## Job
Return the count of lines with the string "cos²" in them, and nothing else.

--- Start of Supplied material ---

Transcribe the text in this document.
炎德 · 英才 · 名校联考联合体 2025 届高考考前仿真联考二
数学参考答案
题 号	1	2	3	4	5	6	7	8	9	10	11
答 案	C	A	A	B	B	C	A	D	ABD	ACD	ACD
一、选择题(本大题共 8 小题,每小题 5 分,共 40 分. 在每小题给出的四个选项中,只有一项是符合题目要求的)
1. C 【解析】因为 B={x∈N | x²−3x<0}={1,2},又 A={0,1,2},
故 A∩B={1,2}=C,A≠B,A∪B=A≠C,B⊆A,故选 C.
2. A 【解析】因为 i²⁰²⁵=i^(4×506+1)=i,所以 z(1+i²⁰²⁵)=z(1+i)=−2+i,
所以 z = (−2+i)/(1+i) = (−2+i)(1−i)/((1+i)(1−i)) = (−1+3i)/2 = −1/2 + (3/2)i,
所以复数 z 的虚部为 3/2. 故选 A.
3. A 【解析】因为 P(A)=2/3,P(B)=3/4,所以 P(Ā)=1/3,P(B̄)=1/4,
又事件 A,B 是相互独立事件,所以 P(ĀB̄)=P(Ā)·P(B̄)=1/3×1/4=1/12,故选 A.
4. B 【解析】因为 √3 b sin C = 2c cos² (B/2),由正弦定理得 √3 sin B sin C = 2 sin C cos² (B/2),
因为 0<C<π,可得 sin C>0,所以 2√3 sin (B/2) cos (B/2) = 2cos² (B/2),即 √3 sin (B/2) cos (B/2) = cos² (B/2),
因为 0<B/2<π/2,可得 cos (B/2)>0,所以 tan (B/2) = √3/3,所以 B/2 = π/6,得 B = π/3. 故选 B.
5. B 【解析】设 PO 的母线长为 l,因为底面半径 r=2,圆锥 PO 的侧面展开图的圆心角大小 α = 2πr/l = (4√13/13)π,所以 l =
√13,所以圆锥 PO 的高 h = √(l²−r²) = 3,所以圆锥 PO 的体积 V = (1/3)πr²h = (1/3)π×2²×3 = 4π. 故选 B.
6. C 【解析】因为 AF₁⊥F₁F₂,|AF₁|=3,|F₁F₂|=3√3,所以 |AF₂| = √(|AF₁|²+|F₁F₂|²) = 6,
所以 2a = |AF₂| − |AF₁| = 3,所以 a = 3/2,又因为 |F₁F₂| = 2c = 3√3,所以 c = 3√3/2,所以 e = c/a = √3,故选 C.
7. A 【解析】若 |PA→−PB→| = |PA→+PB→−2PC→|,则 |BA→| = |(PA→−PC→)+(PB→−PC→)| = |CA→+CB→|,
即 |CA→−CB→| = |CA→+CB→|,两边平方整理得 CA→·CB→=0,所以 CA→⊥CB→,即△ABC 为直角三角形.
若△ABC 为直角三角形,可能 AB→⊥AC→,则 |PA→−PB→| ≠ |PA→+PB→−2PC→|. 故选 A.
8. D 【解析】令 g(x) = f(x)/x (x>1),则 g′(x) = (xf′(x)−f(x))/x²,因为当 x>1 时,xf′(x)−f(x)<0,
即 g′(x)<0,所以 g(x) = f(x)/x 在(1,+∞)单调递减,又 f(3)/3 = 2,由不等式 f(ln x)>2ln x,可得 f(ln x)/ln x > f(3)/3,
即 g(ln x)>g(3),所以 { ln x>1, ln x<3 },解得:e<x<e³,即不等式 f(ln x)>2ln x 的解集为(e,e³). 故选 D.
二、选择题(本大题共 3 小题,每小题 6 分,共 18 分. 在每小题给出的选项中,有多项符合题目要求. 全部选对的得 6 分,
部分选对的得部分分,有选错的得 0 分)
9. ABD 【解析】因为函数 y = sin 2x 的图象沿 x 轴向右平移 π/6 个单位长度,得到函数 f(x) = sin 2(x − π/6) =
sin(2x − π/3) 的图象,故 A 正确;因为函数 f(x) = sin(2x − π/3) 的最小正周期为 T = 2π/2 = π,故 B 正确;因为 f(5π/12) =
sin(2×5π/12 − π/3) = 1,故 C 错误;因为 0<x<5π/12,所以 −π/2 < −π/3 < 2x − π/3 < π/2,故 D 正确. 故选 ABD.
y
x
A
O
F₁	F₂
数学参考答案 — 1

--- End of Supplied material ---

## Response to the exercise
2